→ **Set problem**: Check each line below for the word "with", and copy those that have it.

start Data excerpts

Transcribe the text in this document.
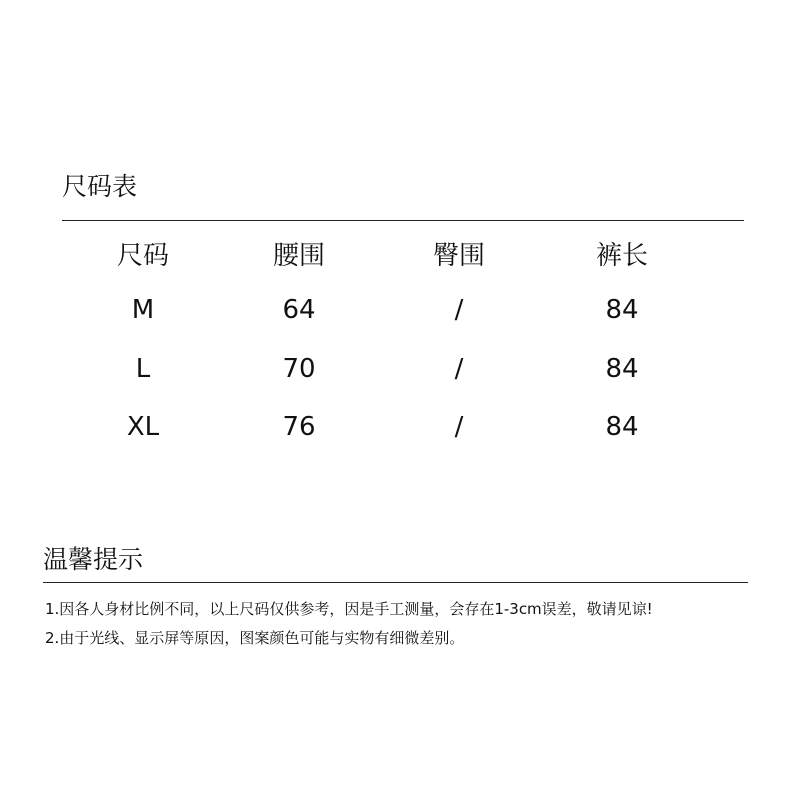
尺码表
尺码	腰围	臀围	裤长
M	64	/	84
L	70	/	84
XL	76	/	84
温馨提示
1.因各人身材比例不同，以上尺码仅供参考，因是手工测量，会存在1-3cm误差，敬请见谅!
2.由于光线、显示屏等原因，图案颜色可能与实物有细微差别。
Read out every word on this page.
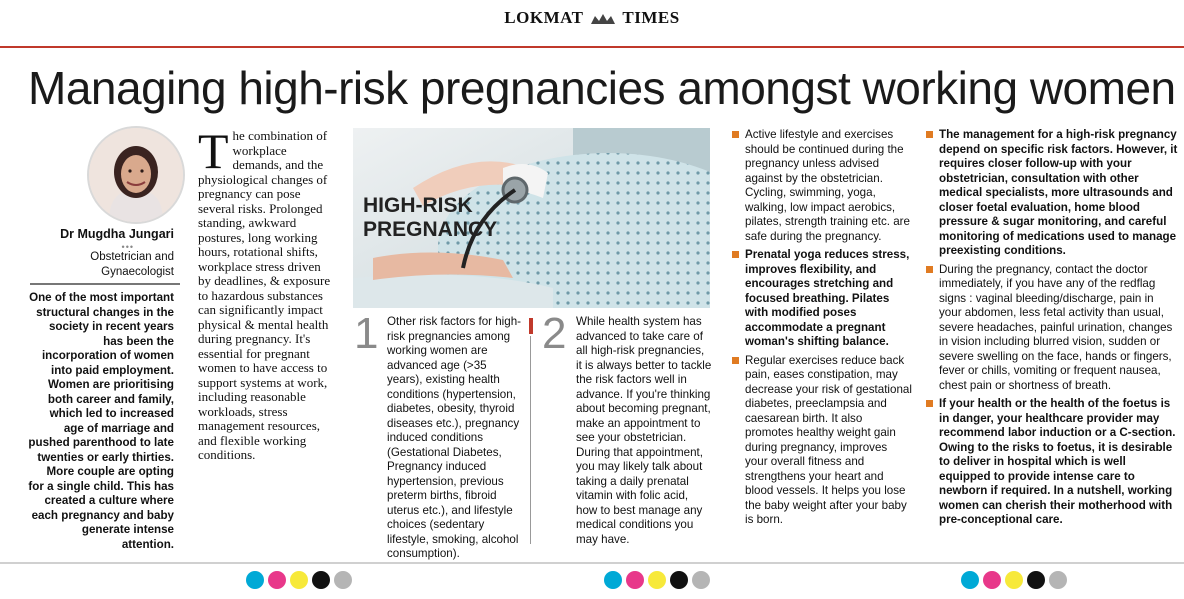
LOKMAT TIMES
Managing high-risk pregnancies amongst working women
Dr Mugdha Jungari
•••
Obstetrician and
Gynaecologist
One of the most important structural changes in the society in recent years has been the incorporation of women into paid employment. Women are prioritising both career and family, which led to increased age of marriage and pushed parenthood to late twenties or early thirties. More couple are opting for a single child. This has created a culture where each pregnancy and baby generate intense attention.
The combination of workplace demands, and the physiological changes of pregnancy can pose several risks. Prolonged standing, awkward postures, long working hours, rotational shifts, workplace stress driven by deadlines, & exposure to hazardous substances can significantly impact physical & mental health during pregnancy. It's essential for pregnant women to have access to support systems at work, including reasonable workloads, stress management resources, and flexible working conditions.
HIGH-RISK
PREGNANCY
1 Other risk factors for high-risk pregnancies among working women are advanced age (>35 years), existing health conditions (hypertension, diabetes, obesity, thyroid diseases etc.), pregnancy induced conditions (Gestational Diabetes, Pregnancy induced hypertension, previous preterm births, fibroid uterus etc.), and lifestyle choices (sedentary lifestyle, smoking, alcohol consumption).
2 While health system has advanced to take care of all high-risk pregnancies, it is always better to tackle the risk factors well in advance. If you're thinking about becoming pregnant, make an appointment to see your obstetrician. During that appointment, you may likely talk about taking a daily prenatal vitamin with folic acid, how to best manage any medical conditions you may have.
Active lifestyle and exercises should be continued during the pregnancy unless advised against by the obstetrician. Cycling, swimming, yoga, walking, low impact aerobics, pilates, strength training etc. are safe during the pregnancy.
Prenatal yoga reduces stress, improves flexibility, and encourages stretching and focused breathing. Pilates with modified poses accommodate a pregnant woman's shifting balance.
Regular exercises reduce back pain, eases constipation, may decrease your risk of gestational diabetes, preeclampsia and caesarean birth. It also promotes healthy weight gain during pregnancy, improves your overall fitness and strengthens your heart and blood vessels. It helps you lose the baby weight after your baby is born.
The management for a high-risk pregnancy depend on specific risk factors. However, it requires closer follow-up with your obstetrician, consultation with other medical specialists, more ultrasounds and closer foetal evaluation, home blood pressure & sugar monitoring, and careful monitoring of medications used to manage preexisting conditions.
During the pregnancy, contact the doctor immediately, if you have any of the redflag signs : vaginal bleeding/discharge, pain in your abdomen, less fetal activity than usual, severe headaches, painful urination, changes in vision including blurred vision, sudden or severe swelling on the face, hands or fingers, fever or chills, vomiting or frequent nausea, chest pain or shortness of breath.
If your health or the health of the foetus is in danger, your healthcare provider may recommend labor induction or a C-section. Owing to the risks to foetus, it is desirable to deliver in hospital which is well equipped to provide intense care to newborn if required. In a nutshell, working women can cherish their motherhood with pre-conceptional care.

end Data excerpts

→ **Result of this task**:
2 While health system has advanced to take care of all high-risk pregnancies, it is always better to tackle the risk factors well in advance. If you're thinking about becoming pregnant, make an appointment to see your obstetrician. During that appointment, you may likely talk about taking a daily prenatal vitamin with folic acid, how to best manage any medical conditions you may have.
Prenatal yoga reduces stress, improves flexibility, and encourages stretching and focused breathing. Pilates with modified poses accommodate a pregnant woman's shifting balance.
The management for a high-risk pregnancy depend on specific risk factors. However, it requires closer follow-up with your obstetrician, consultation with other medical specialists, more ultrasounds and closer foetal evaluation, home blood pressure & sugar monitoring, and careful monitoring of medications used to manage preexisting conditions.
If your health or the health of the foetus is in danger, your healthcare provider may recommend labor induction or a C-section. Owing to the risks to foetus, it is desirable to deliver in hospital which is well equipped to provide intense care to newborn if required. In a nutshell, working women can cherish their motherhood with pre-conceptional care.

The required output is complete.